WHAT YOU HAVE TO DO: Show every line containing "from" by copying it.

DATA IN THIS EXERCISE:

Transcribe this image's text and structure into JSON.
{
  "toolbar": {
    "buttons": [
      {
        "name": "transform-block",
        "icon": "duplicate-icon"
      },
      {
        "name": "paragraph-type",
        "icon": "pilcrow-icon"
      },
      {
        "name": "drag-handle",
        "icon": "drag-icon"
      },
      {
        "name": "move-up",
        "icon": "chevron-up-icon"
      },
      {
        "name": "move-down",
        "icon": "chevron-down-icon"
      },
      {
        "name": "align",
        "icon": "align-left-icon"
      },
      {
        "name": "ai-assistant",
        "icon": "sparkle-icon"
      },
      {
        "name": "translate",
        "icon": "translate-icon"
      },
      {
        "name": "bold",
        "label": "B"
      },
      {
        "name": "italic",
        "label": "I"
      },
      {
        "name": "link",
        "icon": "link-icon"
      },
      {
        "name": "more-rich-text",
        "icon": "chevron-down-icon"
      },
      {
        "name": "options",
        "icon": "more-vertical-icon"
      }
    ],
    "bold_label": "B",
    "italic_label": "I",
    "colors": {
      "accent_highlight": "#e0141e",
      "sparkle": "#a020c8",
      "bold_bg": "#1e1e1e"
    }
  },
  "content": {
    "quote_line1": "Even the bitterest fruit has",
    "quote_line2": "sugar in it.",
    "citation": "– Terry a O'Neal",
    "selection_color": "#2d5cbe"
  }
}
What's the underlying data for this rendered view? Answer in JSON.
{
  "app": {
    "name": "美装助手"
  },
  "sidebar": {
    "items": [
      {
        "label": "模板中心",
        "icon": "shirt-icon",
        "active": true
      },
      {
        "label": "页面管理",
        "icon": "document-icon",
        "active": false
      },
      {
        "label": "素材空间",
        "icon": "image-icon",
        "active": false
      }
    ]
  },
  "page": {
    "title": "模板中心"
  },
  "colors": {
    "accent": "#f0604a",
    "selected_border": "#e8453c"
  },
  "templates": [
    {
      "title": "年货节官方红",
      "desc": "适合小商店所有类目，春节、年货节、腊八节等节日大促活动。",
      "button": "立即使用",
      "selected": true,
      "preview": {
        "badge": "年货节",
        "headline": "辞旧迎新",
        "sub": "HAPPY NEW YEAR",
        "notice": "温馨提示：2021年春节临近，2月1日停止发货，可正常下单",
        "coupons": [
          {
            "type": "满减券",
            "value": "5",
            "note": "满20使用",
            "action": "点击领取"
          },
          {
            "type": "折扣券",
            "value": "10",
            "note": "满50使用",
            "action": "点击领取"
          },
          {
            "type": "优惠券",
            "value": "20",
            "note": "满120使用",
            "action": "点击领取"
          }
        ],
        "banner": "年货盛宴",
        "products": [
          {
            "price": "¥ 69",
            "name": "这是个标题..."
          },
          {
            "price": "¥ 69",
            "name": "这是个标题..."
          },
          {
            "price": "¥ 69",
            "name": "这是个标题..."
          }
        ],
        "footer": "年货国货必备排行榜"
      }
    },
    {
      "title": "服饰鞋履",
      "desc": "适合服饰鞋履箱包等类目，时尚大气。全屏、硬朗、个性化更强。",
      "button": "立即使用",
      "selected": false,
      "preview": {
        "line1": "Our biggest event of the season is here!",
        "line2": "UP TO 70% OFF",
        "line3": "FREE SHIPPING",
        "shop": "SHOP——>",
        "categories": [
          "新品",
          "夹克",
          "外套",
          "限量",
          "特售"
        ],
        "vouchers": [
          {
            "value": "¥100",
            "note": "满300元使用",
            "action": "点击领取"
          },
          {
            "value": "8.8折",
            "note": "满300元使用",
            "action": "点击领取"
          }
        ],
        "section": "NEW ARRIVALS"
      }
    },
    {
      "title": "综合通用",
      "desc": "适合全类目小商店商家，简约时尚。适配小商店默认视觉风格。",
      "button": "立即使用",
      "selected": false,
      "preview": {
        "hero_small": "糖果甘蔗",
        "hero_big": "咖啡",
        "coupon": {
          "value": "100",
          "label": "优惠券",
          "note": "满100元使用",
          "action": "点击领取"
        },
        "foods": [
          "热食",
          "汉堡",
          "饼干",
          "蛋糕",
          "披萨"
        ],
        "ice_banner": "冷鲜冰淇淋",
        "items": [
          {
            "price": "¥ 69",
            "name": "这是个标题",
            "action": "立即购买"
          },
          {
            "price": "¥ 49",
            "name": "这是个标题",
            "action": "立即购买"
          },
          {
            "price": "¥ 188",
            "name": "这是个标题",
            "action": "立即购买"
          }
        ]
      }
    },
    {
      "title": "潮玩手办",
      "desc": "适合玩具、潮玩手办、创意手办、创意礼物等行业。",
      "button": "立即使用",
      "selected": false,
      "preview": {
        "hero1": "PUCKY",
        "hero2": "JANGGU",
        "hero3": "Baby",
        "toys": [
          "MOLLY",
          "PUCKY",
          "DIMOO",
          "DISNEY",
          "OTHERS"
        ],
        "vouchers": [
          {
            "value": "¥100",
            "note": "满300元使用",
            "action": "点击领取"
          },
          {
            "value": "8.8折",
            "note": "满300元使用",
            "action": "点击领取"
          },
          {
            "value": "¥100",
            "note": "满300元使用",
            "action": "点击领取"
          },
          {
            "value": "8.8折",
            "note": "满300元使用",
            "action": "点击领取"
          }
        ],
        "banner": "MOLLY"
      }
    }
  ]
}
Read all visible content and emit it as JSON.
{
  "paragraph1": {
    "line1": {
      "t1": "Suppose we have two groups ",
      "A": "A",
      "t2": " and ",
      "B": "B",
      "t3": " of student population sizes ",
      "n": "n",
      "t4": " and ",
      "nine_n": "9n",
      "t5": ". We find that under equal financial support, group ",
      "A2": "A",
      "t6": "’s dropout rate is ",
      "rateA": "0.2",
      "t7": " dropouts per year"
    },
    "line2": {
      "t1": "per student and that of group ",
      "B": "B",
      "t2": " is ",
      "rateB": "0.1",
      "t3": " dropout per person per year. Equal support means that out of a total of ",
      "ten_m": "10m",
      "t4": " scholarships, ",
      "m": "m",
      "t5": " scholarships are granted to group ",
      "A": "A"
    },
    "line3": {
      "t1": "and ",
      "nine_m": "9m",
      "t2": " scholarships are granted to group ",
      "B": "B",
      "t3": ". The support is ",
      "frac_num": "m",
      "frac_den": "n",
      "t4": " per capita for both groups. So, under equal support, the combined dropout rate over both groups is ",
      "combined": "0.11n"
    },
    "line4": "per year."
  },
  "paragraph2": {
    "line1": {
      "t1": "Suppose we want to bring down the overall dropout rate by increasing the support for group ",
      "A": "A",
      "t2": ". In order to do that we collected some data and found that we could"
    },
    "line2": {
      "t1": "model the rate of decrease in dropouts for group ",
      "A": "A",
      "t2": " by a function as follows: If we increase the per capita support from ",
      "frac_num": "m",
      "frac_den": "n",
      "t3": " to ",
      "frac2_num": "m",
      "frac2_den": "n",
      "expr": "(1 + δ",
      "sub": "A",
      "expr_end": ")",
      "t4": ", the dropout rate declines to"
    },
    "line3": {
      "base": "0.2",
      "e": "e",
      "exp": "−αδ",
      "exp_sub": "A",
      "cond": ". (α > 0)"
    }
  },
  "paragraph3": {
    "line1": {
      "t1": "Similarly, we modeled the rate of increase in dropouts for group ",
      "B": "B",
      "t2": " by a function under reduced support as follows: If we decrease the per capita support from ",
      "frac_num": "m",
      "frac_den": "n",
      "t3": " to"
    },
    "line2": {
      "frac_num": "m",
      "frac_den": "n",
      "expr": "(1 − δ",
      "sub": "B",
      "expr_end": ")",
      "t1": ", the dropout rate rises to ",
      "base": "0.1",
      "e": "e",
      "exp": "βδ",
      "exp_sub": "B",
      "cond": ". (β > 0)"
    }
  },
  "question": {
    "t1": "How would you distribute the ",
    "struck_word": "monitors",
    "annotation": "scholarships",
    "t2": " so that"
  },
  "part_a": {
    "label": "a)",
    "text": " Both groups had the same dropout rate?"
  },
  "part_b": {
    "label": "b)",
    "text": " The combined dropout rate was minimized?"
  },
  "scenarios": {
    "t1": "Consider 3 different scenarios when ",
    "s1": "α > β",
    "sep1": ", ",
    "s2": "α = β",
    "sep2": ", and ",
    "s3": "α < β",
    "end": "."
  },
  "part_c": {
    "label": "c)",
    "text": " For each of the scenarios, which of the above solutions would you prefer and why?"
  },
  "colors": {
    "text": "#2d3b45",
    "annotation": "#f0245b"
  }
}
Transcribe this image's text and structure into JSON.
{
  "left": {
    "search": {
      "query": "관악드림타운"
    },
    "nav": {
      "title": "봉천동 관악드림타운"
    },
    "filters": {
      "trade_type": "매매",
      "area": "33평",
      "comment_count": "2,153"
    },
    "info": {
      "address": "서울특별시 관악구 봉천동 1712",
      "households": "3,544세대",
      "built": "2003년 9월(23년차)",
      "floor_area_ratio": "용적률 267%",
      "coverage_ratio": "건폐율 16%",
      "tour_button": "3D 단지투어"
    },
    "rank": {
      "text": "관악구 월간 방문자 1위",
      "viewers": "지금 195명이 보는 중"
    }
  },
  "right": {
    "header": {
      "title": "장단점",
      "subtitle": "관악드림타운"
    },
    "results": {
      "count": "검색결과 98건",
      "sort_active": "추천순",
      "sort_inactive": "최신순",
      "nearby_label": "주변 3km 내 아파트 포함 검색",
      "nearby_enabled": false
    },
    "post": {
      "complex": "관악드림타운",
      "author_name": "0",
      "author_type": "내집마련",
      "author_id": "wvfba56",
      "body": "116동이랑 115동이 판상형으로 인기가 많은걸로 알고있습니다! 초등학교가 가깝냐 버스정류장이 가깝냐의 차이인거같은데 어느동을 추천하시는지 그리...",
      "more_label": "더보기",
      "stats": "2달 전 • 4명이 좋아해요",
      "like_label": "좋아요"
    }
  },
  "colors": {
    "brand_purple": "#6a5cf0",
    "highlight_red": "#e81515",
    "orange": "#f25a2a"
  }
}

RESPONSE BELOW:
      "t2": " by a function as follows: If we increase the per capita support from ",
      "t2": " by a function under reduced support as follows: If we decrease the per capita support from ",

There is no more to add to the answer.